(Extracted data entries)
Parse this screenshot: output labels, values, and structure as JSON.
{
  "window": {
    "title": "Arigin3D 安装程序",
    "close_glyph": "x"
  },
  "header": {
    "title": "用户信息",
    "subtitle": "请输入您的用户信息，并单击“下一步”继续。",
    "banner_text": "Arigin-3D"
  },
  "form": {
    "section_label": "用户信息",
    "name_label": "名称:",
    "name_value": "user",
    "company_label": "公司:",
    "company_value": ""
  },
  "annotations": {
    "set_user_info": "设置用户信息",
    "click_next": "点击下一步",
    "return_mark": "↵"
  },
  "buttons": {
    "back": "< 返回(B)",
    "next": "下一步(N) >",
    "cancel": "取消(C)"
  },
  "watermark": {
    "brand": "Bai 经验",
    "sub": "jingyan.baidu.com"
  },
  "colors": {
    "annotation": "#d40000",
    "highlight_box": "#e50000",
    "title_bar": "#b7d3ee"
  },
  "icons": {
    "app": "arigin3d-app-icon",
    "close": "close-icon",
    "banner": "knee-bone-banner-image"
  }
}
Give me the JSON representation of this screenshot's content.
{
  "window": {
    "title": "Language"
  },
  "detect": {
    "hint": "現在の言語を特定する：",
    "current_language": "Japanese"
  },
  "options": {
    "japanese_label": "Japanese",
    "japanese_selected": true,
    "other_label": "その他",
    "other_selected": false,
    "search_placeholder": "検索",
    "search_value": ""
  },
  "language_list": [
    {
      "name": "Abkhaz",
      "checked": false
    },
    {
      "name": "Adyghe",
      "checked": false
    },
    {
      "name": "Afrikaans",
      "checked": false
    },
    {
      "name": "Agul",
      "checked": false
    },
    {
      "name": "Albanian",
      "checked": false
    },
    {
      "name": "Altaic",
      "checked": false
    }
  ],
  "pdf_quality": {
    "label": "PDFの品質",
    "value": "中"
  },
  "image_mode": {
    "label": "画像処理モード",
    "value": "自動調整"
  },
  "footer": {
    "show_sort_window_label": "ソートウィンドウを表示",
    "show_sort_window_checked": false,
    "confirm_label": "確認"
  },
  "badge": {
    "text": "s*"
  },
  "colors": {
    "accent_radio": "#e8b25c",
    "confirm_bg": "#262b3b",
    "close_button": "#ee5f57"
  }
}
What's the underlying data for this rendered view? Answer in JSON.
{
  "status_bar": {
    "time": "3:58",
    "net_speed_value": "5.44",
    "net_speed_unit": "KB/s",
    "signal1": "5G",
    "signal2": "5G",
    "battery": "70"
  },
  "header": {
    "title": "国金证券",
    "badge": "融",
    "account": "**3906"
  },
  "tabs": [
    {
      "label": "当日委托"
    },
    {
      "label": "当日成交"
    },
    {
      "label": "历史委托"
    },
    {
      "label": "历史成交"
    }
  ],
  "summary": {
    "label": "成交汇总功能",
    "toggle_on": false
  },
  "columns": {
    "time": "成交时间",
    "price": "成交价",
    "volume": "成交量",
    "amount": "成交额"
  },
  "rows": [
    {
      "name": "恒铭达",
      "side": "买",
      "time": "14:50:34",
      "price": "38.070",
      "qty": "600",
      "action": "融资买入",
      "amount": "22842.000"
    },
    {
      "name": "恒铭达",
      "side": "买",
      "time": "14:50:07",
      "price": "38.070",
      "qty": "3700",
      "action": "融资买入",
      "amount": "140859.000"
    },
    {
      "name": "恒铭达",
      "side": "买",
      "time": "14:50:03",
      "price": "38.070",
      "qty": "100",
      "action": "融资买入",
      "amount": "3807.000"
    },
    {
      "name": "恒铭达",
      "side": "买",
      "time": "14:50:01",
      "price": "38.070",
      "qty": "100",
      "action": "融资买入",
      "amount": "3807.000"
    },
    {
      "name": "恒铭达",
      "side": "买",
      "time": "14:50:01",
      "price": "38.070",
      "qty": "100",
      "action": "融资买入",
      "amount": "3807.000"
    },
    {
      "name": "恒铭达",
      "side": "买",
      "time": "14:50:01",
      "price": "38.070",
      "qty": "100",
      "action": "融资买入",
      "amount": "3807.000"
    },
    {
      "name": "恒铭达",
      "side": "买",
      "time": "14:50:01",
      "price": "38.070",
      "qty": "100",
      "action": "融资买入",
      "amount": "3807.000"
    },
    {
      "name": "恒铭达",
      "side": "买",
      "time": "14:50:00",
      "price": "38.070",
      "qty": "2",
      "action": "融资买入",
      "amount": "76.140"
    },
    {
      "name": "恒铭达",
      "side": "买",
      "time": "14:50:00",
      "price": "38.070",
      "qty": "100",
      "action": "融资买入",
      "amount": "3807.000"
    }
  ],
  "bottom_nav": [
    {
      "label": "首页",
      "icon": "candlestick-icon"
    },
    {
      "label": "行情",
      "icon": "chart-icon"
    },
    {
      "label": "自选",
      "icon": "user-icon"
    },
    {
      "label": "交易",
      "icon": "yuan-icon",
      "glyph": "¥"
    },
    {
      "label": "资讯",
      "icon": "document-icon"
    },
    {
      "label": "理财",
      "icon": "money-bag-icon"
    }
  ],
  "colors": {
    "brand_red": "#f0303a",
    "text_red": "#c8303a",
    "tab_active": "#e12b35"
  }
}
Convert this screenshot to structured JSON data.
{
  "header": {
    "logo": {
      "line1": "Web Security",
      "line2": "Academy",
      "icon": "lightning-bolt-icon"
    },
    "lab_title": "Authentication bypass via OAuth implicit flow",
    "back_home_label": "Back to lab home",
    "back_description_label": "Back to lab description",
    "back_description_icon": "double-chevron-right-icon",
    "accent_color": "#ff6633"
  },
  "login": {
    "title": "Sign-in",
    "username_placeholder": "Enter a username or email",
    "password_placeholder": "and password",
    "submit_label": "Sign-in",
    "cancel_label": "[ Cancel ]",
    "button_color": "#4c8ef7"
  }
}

▸ **The exercise**
Tally the lines of the preceding listing in which the word "screenshot" appears; state nothing but the total.

▸ **Expected output**
3